• WHAT TO DO
What follows is a listing. Return every line of it exactly.

=== STORED DATA ===

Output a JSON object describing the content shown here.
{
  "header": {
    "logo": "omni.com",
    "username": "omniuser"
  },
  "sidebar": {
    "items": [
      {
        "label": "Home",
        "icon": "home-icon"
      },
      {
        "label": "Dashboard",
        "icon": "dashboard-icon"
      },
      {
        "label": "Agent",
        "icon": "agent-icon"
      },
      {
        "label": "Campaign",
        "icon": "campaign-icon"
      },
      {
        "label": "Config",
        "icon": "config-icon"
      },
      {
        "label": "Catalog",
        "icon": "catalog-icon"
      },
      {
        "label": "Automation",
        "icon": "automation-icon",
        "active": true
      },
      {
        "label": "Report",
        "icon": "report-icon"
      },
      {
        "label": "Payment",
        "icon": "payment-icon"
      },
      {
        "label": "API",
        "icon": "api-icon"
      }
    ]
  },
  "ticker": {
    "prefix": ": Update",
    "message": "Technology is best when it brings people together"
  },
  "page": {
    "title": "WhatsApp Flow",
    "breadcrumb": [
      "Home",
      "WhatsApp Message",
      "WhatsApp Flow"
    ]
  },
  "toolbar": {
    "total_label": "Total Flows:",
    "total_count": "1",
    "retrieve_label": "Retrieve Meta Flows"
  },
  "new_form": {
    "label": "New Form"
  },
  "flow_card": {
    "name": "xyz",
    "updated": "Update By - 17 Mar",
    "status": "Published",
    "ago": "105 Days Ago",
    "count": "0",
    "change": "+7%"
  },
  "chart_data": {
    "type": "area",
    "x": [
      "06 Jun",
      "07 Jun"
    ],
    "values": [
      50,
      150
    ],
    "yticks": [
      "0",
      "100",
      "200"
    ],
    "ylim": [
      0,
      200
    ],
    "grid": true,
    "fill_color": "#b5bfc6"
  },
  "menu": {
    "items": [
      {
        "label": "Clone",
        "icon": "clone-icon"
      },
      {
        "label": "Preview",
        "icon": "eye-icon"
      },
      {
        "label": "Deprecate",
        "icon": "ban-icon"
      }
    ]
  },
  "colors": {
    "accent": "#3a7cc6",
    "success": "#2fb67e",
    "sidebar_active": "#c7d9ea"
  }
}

===

• FINAL RESULT
Output a JSON object describing the content shown here.
{
  "header": {
    "logo": "omni.com",
    "username": "omniuser"
  },
  "sidebar": {
    "items": [
      {
        "label": "Home",
        "icon": "home-icon"
      },
      {
        "label": "Dashboard",
        "icon": "dashboard-icon"
      },
      {
        "label": "Agent",
        "icon": "agent-icon"
      },
      {
        "label": "Campaign",
        "icon": "campaign-icon"
      },
      {
        "label": "Config",
        "icon": "config-icon"
      },
      {
        "label": "Catalog",
        "icon": "catalog-icon"
      },
      {
        "label": "Automation",
        "icon": "automation-icon",
        "active": true
      },
      {
        "label": "Report",
        "icon": "report-icon"
      },
      {
        "label": "Payment",
        "icon": "payment-icon"
      },
      {
        "label": "API",
        "icon": "api-icon"
      }
    ]
  },
  "ticker": {
    "prefix": ": Update",
    "message": "Technology is best when it brings people together"
  },
  "page": {
    "title": "WhatsApp Flow",
    "breadcrumb": [
      "Home",
      "WhatsApp Message",
      "WhatsApp Flow"
    ]
  },
  "toolbar": {
    "total_label": "Total Flows:",
    "total_count": "1",
    "retrieve_label": "Retrieve Meta Flows"
  },
  "new_form": {
    "label": "New Form"
  },
  "flow_card": {
    "name": "xyz",
    "updated": "Update By - 17 Mar",
    "status": "Published",
    "ago": "105 Days Ago",
    "count": "0",
    "change": "+7%"
  },
  "chart_data": {
    "type": "area",
    "x": [
      "06 Jun",
      "07 Jun"
    ],
    "values": [
      50,
      150
    ],
    "yticks": [
      "0",
      "100",
      "200"
    ],
    "ylim": [
      0,
      200
    ],
    "grid": true,
    "fill_color": "#b5bfc6"
  },
  "menu": {
    "items": [
      {
        "label": "Clone",
        "icon": "clone-icon"
      },
      {
        "label": "Preview",
        "icon": "eye-icon"
      },
      {
        "label": "Deprecate",
        "icon": "ban-icon"
      }
    ]
  },
  "colors": {
    "accent": "#3a7cc6",
    "success": "#2fb67e",
    "sidebar_active": "#c7d9ea"
  }
}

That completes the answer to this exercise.